### Page
Eventually, I wound up in Rome in Art School, surrounded by crucifixes and paintings as enticing as Christmas carols luring me into their fervent realms. Somehow, I had to figure out how to factor out Jesus from the Italian Renaissance!
Chapter Three….Before the Flood
I consider my life before painting as life Before the Flood (BF). The flood, which manifested itself at first as a stream of consciousness trickle of small watercolors, was precipitated by my brother’s first divorce. We were together again, and we drove around by day holding the backs of our necks and feeling tense. At night, to unwind, I began to paint some whimsical scenes, the most memorable being a pig on the beach.
However, the real source—what made the trickle into a river was my grandmother’s death. She died in 1971, 2 years before the huge outpouring of work that has really never stopped. I believe she has carried on in the role of the enforcer (from the Other Side) as The Muse. One reason I think this is so, is because a year before her death, when I was doing a painting in our kitchen while she cooked, she kept telling me to paint faces on the figures whose facial features were just shadows. When the flood really began, the face was all important.
I guess I should say that her most constant part in our vaudeville theater was that of set dresser. The furniture was hers, the food was hers, the religion was hers…Her presence in my life was very strong. My role as baby was to always try to make her happy. In exchange, I got her example of perfection in everything she did, from executing my tight braids and recreating a coat I had admired in a store window, to taking a piece of dirt out of my eye with her tongue and shaking our dog by his hind legs until whatever was caught in his throat was dislodged.
Coming from the Old World, she had taught herself to read English. She could be found on the toilet every morning in the bowels of the house—(the basement bathroom)—reading the Washington Post by the yellow bare light bulb. This was a strange room with a large glass window at the far end of our universe. Actually, it was not unlike a lit stage (in the darkened basement)! It had a big claw foot tub which had efficiently captured numerous cockroaches, keeping anyone else from even thinking of venturing in. This was her study; it was her sanctuary.

### Directions
• 1. Reproduce word for word everything in the painting memoir from "Eventually, I wound" down to "on the beach.".
• 2. Please write the next part of the painting memoir, picking up right after its last sentence.

### Supplied data
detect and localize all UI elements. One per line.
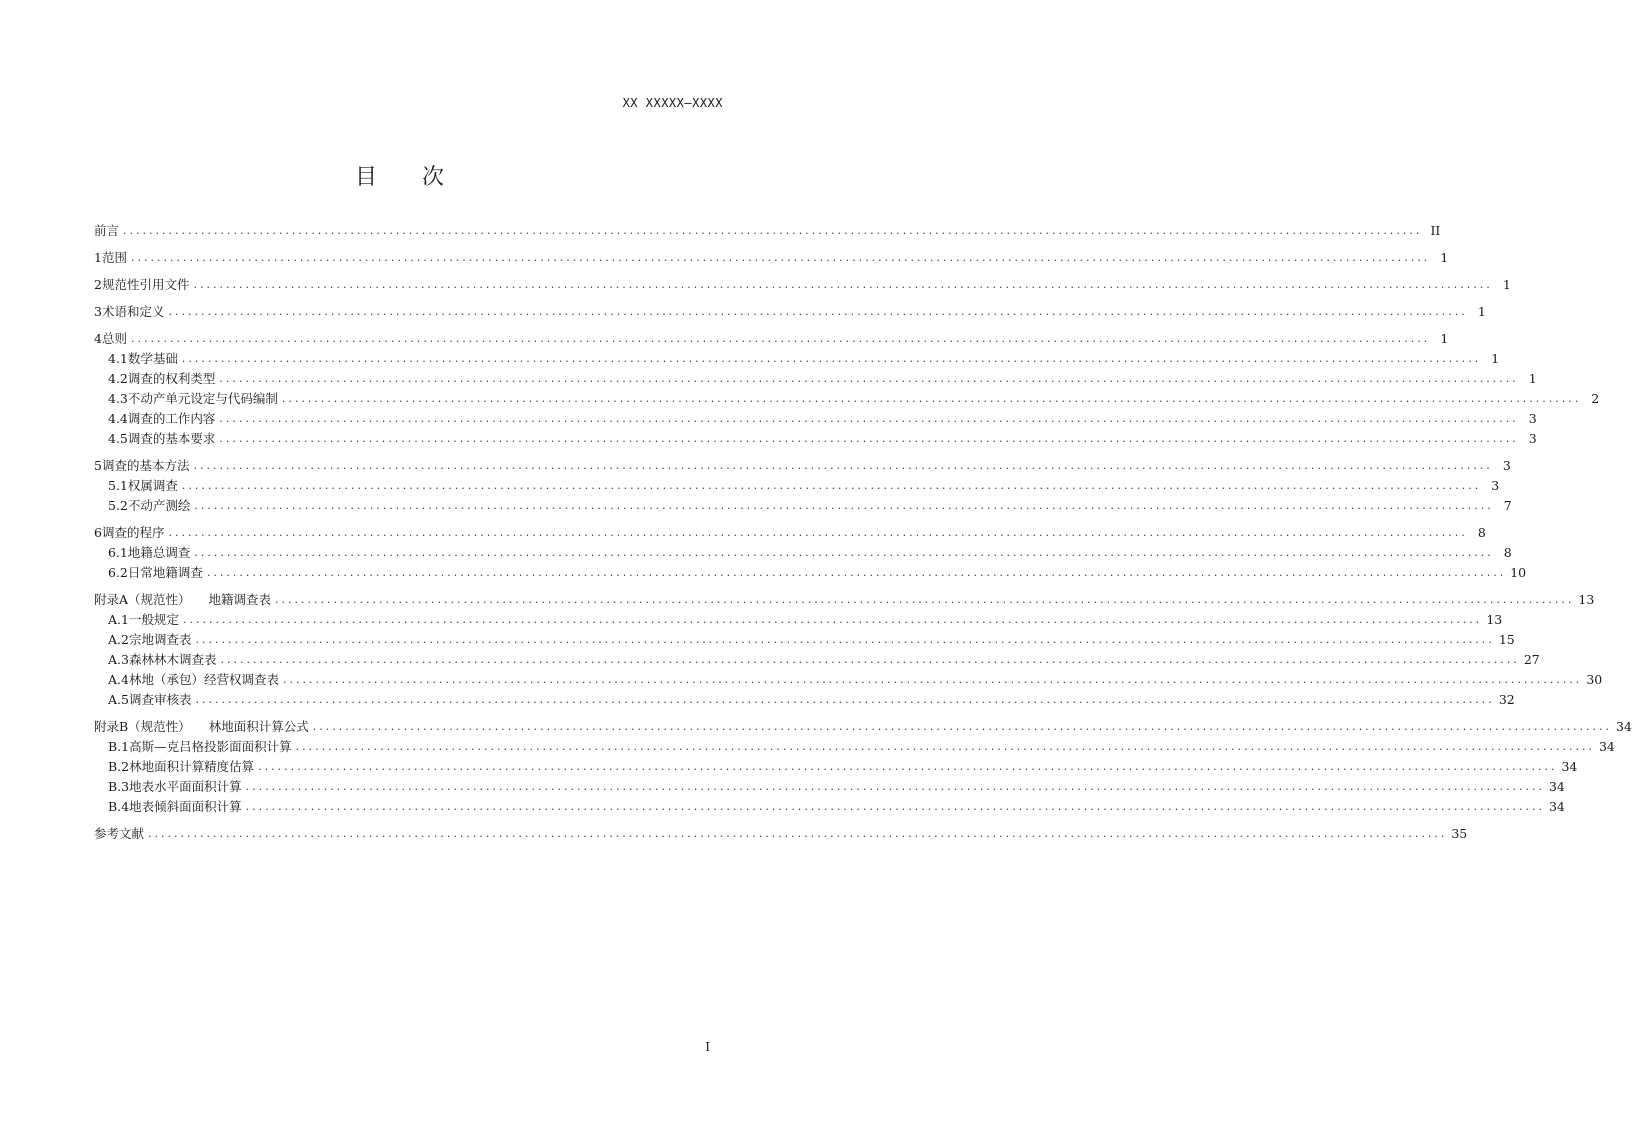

### Outputs
• 1.
Eventually, I wound up in Rome in Art School, surrounded by crucifixes and paintings as enticing as Christmas carols luring me into their fervent realms. Somehow, I had to figure out how to factor out Jesus from the Italian Renaissance!
Chapter Three….Before the Flood
I consider my life before painting as life Before the Flood (BF). The flood, which manifested itself at first as a stream of consciousness trickle of small watercolors, was precipitated by my brother’s first divorce. We were together again, and we drove around by day holding the backs of our necks and feeling tense. At night, to unwind, I began to paint some whimsical scenes, the most memorable being a pig on the beach.

• 2.
In the ongoing drama upstairs, I was her best friend, but everyone else fought with her. When not arguing with my mother, she took the part of silent adversary in the cold war with my father. I really didn’t know the reason for their behavior.
Most of the time, when not participating in the silences, my father was quite audible. I think he yelled a lot because he thought it was the only way my brother and I would hear him. He had a great singing voice and a tremendous sense of humor, yet he was known to us as “The Fuehrer,” mainly because of “The Look” which was a riveting glare. We ridiculed “The Look” because we knew ourselves to be too good for its severity.
My brother and I had a lot of fun that made our father nervous, so whatever gaiety we were engaged in, whether it was my brother yelling bedtime stories from his room at the other end of the house or our laughter from the backseat of the car, it was swiftly terminated.
My father’s life had been steeped in the pain of his mother’s death when he was twelve and we were made acutely aware of it. We really couldn’t help him and there was a disconnect because of it. But he was a good and honest man who provided well for us and I loved him very much.
For as long as I can remember, he brought home reams of white paper from his government job. In the midst of all the tension and conflict, my brother and I could always escape into our drawings for an assured good time.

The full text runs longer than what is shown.